Dataset entries:
━━━━━━
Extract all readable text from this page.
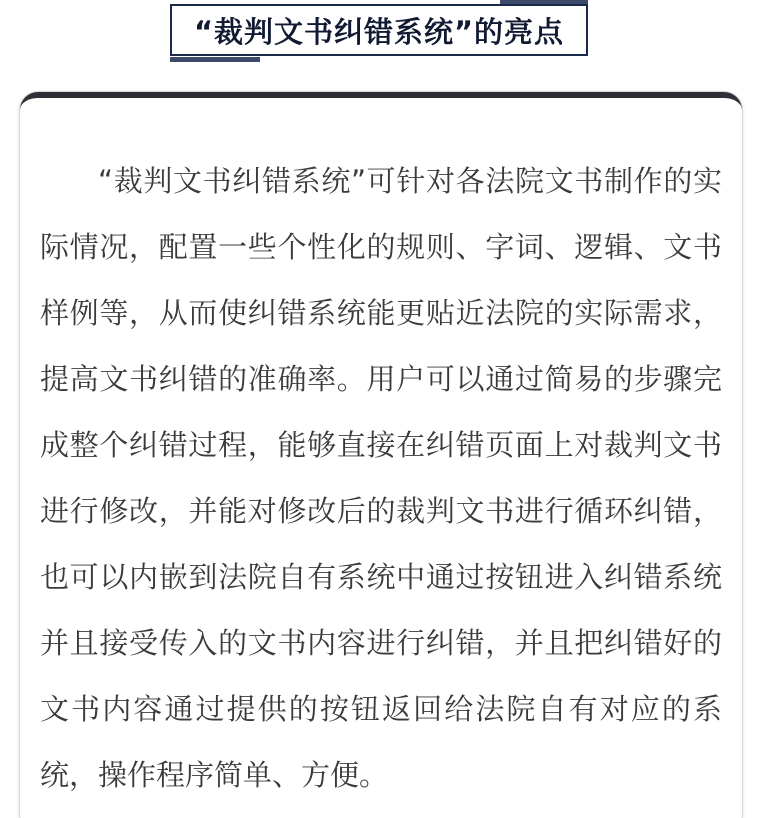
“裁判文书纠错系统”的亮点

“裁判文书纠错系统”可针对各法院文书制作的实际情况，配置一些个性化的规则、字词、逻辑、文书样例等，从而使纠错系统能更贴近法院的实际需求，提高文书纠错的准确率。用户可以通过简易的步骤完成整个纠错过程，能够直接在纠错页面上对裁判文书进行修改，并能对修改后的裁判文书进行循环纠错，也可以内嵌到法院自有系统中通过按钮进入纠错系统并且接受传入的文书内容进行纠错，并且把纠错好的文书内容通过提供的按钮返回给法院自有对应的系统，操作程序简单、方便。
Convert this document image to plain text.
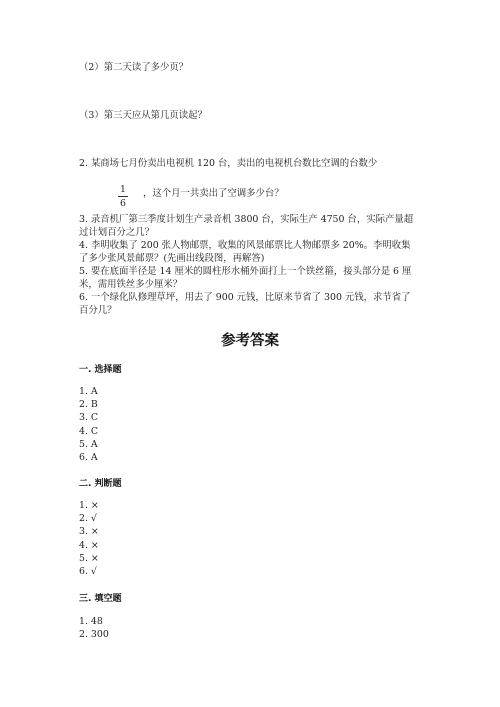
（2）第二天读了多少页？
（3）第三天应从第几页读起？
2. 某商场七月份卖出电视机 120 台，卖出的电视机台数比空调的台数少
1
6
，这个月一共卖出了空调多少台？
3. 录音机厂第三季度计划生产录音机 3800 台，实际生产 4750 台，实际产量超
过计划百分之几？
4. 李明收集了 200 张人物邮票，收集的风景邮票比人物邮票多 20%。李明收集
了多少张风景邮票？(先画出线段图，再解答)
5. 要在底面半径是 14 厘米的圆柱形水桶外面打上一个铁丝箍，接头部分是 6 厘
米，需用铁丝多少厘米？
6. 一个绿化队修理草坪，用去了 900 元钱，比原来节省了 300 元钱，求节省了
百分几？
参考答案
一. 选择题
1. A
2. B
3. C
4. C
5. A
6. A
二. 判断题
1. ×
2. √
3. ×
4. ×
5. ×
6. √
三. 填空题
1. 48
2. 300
━━━━━━
THE TASK: Exactly those lines that run from the line holding "Convert this document image to plain text." to the end of the listing above, both included, are to be reproduced, with pictures left out.

CORRECT RESPONSE:
Convert this document image to plain text.
（2）第二天读了多少页？
（3）第三天应从第几页读起？
2. 某商场七月份卖出电视机 120 台，卖出的电视机台数比空调的台数少
1
6
，这个月一共卖出了空调多少台？
3. 录音机厂第三季度计划生产录音机 3800 台，实际生产 4750 台，实际产量超
过计划百分之几？
4. 李明收集了 200 张人物邮票，收集的风景邮票比人物邮票多 20%。李明收集
了多少张风景邮票？(先画出线段图，再解答)
5. 要在底面半径是 14 厘米的圆柱形水桶外面打上一个铁丝箍，接头部分是 6 厘
米，需用铁丝多少厘米？
6. 一个绿化队修理草坪，用去了 900 元钱，比原来节省了 300 元钱，求节省了
百分几？
参考答案
一. 选择题
1. A
2. B
3. C
4. C
5. A
6. A
二. 判断题
1. ×
2. √
3. ×
4. ×
5. ×
6. √
三. 填空题
1. 48
2. 300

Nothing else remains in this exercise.